**Set task:** Make a verbatim copy of the entries below; pictures stay out.

(Data records)
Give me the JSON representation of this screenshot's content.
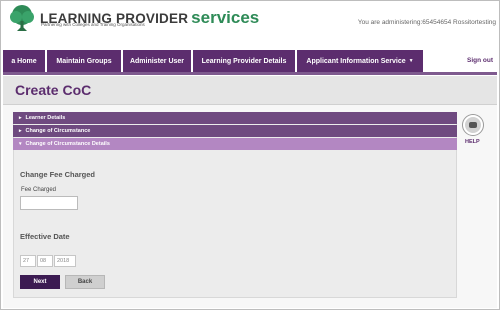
{
  "header": {
    "brand_main": "LEARNING PROVIDER",
    "brand_accent": "services",
    "tagline": "Partnering with Colleges and Training Organisations",
    "admin_text": "You are administering:65454654 Rossitortesting"
  },
  "nav": {
    "items": [
      {
        "label": "a Home"
      },
      {
        "label": "Maintain Groups"
      },
      {
        "label": "Administer User"
      },
      {
        "label": "Learning Provider Details"
      },
      {
        "label": "Applicant Information Service",
        "caret": "▼"
      }
    ],
    "signout": "Sign out"
  },
  "page": {
    "title": "Create CoC"
  },
  "accordion": [
    {
      "label": "Learner Details",
      "arrow": "▸"
    },
    {
      "label": "Change of Circumstance",
      "arrow": "▸"
    },
    {
      "label": "Change of Circumstance Details",
      "arrow": "▾"
    }
  ],
  "form": {
    "fee_section": "Change Fee Charged",
    "fee_label": "Fee Charged",
    "fee_value": "",
    "date_section": "Effective Date",
    "date_day": "27",
    "date_month": "08",
    "date_year": "2018",
    "next_label": "Next",
    "back_label": "Back"
  },
  "help": {
    "label": "HELP"
  },
  "colors": {
    "brand_purple": "#5c2d6e",
    "accent_green": "#2e8b57",
    "accordion_active": "#b387c2"
  }
}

**Output for this task:**
Give me the JSON representation of this screenshot's content.
{
  "header": {
    "brand_main": "LEARNING PROVIDER",
    "brand_accent": "services",
    "tagline": "Partnering with Colleges and Training Organisations",
    "admin_text": "You are administering:65454654 Rossitortesting"
  },
  "nav": {
    "items": [
      {
        "label": "a Home"
      },
      {
        "label": "Maintain Groups"
      },
      {
        "label": "Administer User"
      },
      {
        "label": "Learning Provider Details"
      },
      {
        "label": "Applicant Information Service",
        "caret": "▼"
      }
    ],
    "signout": "Sign out"
  },
  "page": {
    "title": "Create CoC"
  },
  "accordion": [
    {
      "label": "Learner Details",
      "arrow": "▸"
    },
    {
      "label": "Change of Circumstance",
      "arrow": "▸"
    },
    {
      "label": "Change of Circumstance Details",
      "arrow": "▾"
    }
  ],
  "form": {
    "fee_section": "Change Fee Charged",
    "fee_label": "Fee Charged",
    "fee_value": "",
    "date_section": "Effective Date",
    "date_day": "27",
    "date_month": "08",
    "date_year": "2018",
    "next_label": "Next",
    "back_label": "Back"
  },
  "help": {
    "label": "HELP"
  },
  "colors": {
    "brand_purple": "#5c2d6e",
    "accent_green": "#2e8b57",
    "accordion_active": "#b387c2"
  }
}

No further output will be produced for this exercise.